* **Short task**:
Every entry needs to be reproduced exactly.

* **Raw records**:
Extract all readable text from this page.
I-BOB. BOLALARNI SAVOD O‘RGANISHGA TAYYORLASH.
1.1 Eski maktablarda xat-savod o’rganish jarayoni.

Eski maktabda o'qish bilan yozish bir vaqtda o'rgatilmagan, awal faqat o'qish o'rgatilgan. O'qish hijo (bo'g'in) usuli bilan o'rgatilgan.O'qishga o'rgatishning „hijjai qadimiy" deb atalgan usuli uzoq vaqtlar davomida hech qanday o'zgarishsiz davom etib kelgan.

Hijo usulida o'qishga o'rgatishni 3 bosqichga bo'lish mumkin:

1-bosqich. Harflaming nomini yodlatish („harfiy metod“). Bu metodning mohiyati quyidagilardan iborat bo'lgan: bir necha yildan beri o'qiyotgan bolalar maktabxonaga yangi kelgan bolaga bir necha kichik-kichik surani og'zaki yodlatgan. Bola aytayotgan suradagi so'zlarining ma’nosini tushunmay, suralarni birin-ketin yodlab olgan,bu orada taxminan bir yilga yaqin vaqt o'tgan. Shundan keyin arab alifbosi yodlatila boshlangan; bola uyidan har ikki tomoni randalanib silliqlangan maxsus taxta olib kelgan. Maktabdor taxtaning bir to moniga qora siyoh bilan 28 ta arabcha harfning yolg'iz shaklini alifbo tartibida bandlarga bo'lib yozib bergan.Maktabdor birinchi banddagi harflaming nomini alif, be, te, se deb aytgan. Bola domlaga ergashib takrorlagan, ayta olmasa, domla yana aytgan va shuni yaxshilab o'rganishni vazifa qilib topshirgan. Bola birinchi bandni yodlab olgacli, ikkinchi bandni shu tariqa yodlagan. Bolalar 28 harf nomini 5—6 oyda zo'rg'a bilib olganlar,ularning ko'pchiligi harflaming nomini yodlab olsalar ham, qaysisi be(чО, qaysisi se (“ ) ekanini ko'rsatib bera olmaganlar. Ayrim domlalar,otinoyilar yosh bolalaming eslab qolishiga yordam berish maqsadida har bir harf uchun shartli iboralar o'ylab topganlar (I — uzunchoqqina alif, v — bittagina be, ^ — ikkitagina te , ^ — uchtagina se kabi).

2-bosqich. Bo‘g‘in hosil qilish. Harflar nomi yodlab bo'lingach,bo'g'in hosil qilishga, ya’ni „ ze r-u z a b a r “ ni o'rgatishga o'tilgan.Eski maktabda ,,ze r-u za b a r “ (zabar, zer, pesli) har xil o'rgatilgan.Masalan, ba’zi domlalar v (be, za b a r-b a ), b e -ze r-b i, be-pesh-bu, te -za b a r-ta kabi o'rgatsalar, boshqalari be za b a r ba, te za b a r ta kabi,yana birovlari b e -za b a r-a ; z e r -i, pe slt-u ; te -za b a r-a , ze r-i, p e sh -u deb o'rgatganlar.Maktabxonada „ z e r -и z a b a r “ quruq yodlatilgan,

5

* **Task result**:
Extract all readable text from this page.
I-BOB. BOLALARNI SAVOD O‘RGANISHGA TAYYORLASH.
1.1 Eski maktablarda xat-savod o’rganish jarayoni.

Eski maktabda o'qish bilan yozish bir vaqtda o'rgatilmagan, awal faqat o'qish o'rgatilgan. O'qish hijo (bo'g'in) usuli bilan o'rgatilgan.O'qishga o'rgatishning „hijjai qadimiy" deb atalgan usuli uzoq vaqtlar davomida hech qanday o'zgarishsiz davom etib kelgan.

Hijo usulida o'qishga o'rgatishni 3 bosqichga bo'lish mumkin:

1-bosqich. Harflaming nomini yodlatish („harfiy metod“). Bu metodning mohiyati quyidagilardan iborat bo'lgan: bir necha yildan beri o'qiyotgan bolalar maktabxonaga yangi kelgan bolaga bir necha kichik-kichik surani og'zaki yodlatgan. Bola aytayotgan suradagi so'zlarining ma’nosini tushunmay, suralarni birin-ketin yodlab olgan,bu orada taxminan bir yilga yaqin vaqt o'tgan. Shundan keyin arab alifbosi yodlatila boshlangan; bola uyidan har ikki tomoni randalanib silliqlangan maxsus taxta olib kelgan. Maktabdor taxtaning bir to moniga qora siyoh bilan 28 ta arabcha harfning yolg'iz shaklini alifbo tartibida bandlarga bo'lib yozib bergan.Maktabdor birinchi banddagi harflaming nomini alif, be, te, se deb aytgan. Bola domlaga ergashib takrorlagan, ayta olmasa, domla yana aytgan va shuni yaxshilab o'rganishni vazifa qilib topshirgan. Bola birinchi bandni yodlab olgacli, ikkinchi bandni shu tariqa yodlagan. Bolalar 28 harf nomini 5—6 oyda zo'rg'a bilib olganlar,ularning ko'pchiligi harflaming nomini yodlab olsalar ham, qaysisi be(чО, qaysisi se (“ ) ekanini ko'rsatib bera olmaganlar. Ayrim domlalar,otinoyilar yosh bolalaming eslab qolishiga yordam berish maqsadida har bir harf uchun shartli iboralar o'ylab topganlar (I — uzunchoqqina alif, v — bittagina be, ^ — ikkitagina te , ^ — uchtagina se kabi).

2-bosqich. Bo‘g‘in hosil qilish. Harflar nomi yodlab bo'lingach,bo'g'in hosil qilishga, ya’ni „ ze r-u z a b a r “ ni o'rgatishga o'tilgan.Eski maktabda ,,ze r-u za b a r “ (zabar, zer, pesli) har xil o'rgatilgan.Masalan, ba’zi domlalar v (be, za b a r-b a ), b e -ze r-b i, be-pesh-bu, te -za b a r-ta kabi o'rgatsalar, boshqalari be za b a r ba, te za b a r ta kabi,yana birovlari b e -za b a r-a ; z e r -i, pe slt-u ; te -za b a r-a , ze r-i, p e sh -u deb o'rgatganlar.Maktabxonada „ z e r -и z a b a r “ quruq yodlatilgan,

5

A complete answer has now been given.